→ **Data lines**:
---------------
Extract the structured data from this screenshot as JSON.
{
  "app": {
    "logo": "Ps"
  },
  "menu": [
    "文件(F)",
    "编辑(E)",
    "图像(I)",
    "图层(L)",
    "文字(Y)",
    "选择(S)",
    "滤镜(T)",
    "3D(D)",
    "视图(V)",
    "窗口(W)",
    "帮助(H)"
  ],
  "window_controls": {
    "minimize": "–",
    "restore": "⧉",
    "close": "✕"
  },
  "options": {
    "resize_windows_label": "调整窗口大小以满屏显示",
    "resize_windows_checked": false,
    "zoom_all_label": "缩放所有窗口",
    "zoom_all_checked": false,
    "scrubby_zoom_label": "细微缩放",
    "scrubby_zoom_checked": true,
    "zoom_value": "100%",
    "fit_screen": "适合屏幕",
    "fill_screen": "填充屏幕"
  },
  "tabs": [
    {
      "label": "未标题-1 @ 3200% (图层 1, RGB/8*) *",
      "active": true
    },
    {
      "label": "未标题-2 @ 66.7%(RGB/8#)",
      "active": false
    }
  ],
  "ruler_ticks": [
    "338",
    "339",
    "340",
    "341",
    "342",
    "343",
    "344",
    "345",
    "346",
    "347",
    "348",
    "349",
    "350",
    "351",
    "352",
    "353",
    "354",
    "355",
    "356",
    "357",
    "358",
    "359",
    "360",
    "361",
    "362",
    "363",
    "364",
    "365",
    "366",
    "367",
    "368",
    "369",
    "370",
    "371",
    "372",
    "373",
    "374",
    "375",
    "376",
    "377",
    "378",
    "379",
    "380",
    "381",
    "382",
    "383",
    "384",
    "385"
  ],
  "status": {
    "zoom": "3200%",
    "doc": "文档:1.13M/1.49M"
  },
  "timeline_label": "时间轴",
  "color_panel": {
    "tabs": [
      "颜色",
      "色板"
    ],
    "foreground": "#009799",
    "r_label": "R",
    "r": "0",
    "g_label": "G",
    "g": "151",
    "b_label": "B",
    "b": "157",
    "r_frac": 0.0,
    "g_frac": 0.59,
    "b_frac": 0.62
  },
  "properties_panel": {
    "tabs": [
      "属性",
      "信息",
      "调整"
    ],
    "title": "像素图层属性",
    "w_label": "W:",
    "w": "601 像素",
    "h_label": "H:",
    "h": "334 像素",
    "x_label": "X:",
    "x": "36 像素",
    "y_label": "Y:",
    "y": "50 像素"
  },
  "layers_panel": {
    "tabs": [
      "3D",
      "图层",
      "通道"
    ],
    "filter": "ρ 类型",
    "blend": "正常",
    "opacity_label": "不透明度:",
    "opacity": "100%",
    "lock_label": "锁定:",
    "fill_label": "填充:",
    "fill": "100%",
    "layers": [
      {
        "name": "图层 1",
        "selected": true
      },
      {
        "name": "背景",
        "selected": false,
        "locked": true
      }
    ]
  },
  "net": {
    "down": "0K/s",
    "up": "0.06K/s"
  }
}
---------------
→ **Task objective**:
Identify the lines that hold the word "true". Copy every one of them.

→ **Result**:
    "scrubby_zoom_checked": true,
      "active": true
        "selected": true
        "locked": true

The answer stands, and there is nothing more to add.